SHORT PROBLEM:
Leave the pictures out, and retype all of the material exactly as written.

- - -

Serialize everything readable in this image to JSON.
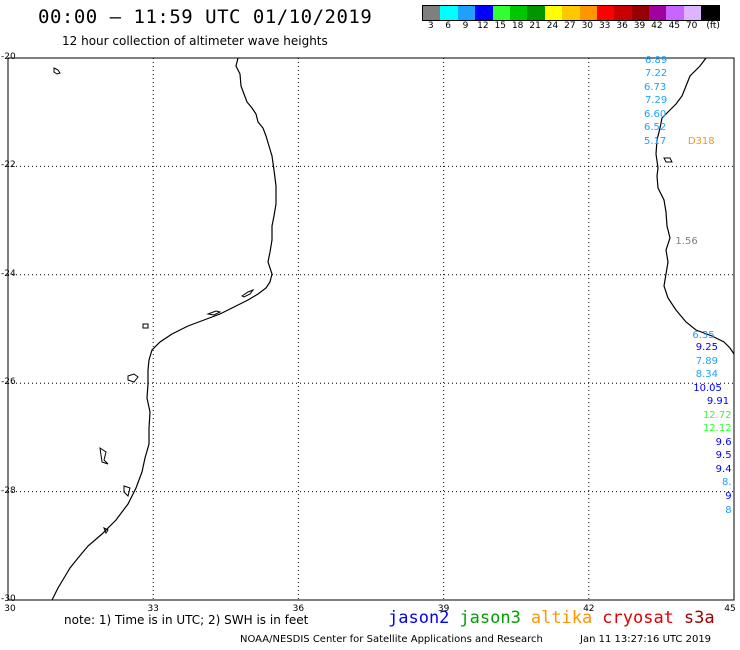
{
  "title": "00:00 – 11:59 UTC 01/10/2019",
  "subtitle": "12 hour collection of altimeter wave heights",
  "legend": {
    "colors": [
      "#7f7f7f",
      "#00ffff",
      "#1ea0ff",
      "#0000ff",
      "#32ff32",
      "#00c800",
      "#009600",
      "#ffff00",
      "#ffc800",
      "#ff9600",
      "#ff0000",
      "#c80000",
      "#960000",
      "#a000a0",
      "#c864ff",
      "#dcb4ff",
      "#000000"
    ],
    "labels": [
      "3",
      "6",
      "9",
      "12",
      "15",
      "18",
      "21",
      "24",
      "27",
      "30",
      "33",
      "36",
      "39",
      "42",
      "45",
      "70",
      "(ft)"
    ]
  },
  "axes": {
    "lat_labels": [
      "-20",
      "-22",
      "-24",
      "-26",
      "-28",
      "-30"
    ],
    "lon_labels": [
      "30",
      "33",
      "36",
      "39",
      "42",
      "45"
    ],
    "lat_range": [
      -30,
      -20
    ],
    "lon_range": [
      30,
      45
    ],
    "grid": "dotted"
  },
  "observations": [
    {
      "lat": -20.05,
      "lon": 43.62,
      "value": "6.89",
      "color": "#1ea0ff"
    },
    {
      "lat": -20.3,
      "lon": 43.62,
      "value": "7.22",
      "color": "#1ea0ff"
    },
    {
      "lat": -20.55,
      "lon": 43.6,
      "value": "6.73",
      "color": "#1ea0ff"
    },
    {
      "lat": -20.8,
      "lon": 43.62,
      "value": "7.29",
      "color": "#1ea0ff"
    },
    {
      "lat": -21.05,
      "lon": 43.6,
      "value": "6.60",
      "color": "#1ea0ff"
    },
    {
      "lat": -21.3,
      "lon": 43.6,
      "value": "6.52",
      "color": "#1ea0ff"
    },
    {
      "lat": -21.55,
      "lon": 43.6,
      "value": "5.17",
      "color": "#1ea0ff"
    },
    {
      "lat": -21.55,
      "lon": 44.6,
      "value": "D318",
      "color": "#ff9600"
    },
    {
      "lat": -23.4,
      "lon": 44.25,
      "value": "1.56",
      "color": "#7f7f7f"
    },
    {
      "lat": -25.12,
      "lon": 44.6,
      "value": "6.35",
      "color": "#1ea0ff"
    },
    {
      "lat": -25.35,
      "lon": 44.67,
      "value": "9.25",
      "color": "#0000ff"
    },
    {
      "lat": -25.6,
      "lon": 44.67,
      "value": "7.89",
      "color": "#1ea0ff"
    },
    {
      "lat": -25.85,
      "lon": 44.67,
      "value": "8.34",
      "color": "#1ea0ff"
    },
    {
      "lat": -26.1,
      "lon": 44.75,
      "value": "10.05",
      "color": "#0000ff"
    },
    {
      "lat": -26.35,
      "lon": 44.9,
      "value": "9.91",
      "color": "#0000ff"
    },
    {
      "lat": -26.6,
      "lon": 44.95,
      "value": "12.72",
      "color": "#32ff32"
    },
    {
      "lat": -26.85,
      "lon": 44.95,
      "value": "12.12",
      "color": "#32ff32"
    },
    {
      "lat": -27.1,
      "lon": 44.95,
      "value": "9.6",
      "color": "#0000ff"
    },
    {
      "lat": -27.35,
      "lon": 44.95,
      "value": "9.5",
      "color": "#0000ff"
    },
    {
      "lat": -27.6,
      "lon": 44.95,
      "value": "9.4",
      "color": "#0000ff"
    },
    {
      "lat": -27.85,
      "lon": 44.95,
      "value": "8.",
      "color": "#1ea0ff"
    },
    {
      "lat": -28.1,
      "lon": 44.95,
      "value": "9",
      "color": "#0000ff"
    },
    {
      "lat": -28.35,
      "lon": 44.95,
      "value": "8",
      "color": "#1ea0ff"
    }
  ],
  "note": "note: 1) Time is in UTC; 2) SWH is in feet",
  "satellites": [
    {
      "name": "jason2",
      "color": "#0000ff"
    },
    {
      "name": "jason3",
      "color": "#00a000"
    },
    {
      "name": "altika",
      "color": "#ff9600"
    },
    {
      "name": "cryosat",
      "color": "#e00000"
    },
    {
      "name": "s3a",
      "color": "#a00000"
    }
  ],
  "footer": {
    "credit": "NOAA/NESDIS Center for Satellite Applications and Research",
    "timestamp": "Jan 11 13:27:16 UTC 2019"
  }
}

- - -

RESPONSE TO THE TASK:
Serialize everything readable in this image to JSON.
{
  "title": "00:00 – 11:59 UTC 01/10/2019",
  "subtitle": "12 hour collection of altimeter wave heights",
  "legend": {
    "colors": [
      "#7f7f7f",
      "#00ffff",
      "#1ea0ff",
      "#0000ff",
      "#32ff32",
      "#00c800",
      "#009600",
      "#ffff00",
      "#ffc800",
      "#ff9600",
      "#ff0000",
      "#c80000",
      "#960000",
      "#a000a0",
      "#c864ff",
      "#dcb4ff",
      "#000000"
    ],
    "labels": [
      "3",
      "6",
      "9",
      "12",
      "15",
      "18",
      "21",
      "24",
      "27",
      "30",
      "33",
      "36",
      "39",
      "42",
      "45",
      "70",
      "(ft)"
    ]
  },
  "axes": {
    "lat_labels": [
      "-20",
      "-22",
      "-24",
      "-26",
      "-28",
      "-30"
    ],
    "lon_labels": [
      "30",
      "33",
      "36",
      "39",
      "42",
      "45"
    ],
    "lat_range": [
      -30,
      -20
    ],
    "lon_range": [
      30,
      45
    ],
    "grid": "dotted"
  },
  "observations": [
    {
      "lat": -20.05,
      "lon": 43.62,
      "value": "6.89",
      "color": "#1ea0ff"
    },
    {
      "lat": -20.3,
      "lon": 43.62,
      "value": "7.22",
      "color": "#1ea0ff"
    },
    {
      "lat": -20.55,
      "lon": 43.6,
      "value": "6.73",
      "color": "#1ea0ff"
    },
    {
      "lat": -20.8,
      "lon": 43.62,
      "value": "7.29",
      "color": "#1ea0ff"
    },
    {
      "lat": -21.05,
      "lon": 43.6,
      "value": "6.60",
      "color": "#1ea0ff"
    },
    {
      "lat": -21.3,
      "lon": 43.6,
      "value": "6.52",
      "color": "#1ea0ff"
    },
    {
      "lat": -21.55,
      "lon": 43.6,
      "value": "5.17",
      "color": "#1ea0ff"
    },
    {
      "lat": -21.55,
      "lon": 44.6,
      "value": "D318",
      "color": "#ff9600"
    },
    {
      "lat": -23.4,
      "lon": 44.25,
      "value": "1.56",
      "color": "#7f7f7f"
    },
    {
      "lat": -25.12,
      "lon": 44.6,
      "value": "6.35",
      "color": "#1ea0ff"
    },
    {
      "lat": -25.35,
      "lon": 44.67,
      "value": "9.25",
      "color": "#0000ff"
    },
    {
      "lat": -25.6,
      "lon": 44.67,
      "value": "7.89",
      "color": "#1ea0ff"
    },
    {
      "lat": -25.85,
      "lon": 44.67,
      "value": "8.34",
      "color": "#1ea0ff"
    },
    {
      "lat": -26.1,
      "lon": 44.75,
      "value": "10.05",
      "color": "#0000ff"
    },
    {
      "lat": -26.35,
      "lon": 44.9,
      "value": "9.91",
      "color": "#0000ff"
    },
    {
      "lat": -26.6,
      "lon": 44.95,
      "value": "12.72",
      "color": "#32ff32"
    },
    {
      "lat": -26.85,
      "lon": 44.95,
      "value": "12.12",
      "color": "#32ff32"
    },
    {
      "lat": -27.1,
      "lon": 44.95,
      "value": "9.6",
      "color": "#0000ff"
    },
    {
      "lat": -27.35,
      "lon": 44.95,
      "value": "9.5",
      "color": "#0000ff"
    },
    {
      "lat": -27.6,
      "lon": 44.95,
      "value": "9.4",
      "color": "#0000ff"
    },
    {
      "lat": -27.85,
      "lon": 44.95,
      "value": "8.",
      "color": "#1ea0ff"
    },
    {
      "lat": -28.1,
      "lon": 44.95,
      "value": "9",
      "color": "#0000ff"
    },
    {
      "lat": -28.35,
      "lon": 44.95,
      "value": "8",
      "color": "#1ea0ff"
    }
  ],
  "note": "note: 1) Time is in UTC; 2) SWH is in feet",
  "satellites": [
    {
      "name": "jason2",
      "color": "#0000ff"
    },
    {
      "name": "jason3",
      "color": "#00a000"
    },
    {
      "name": "altika",
      "color": "#ff9600"
    },
    {
      "name": "cryosat",
      "color": "#e00000"
    },
    {
      "name": "s3a",
      "color": "#a00000"
    }
  ],
  "footer": {
    "credit": "NOAA/NESDIS Center for Satellite Applications and Research",
    "timestamp": "Jan 11 13:27:16 UTC 2019"
  }
}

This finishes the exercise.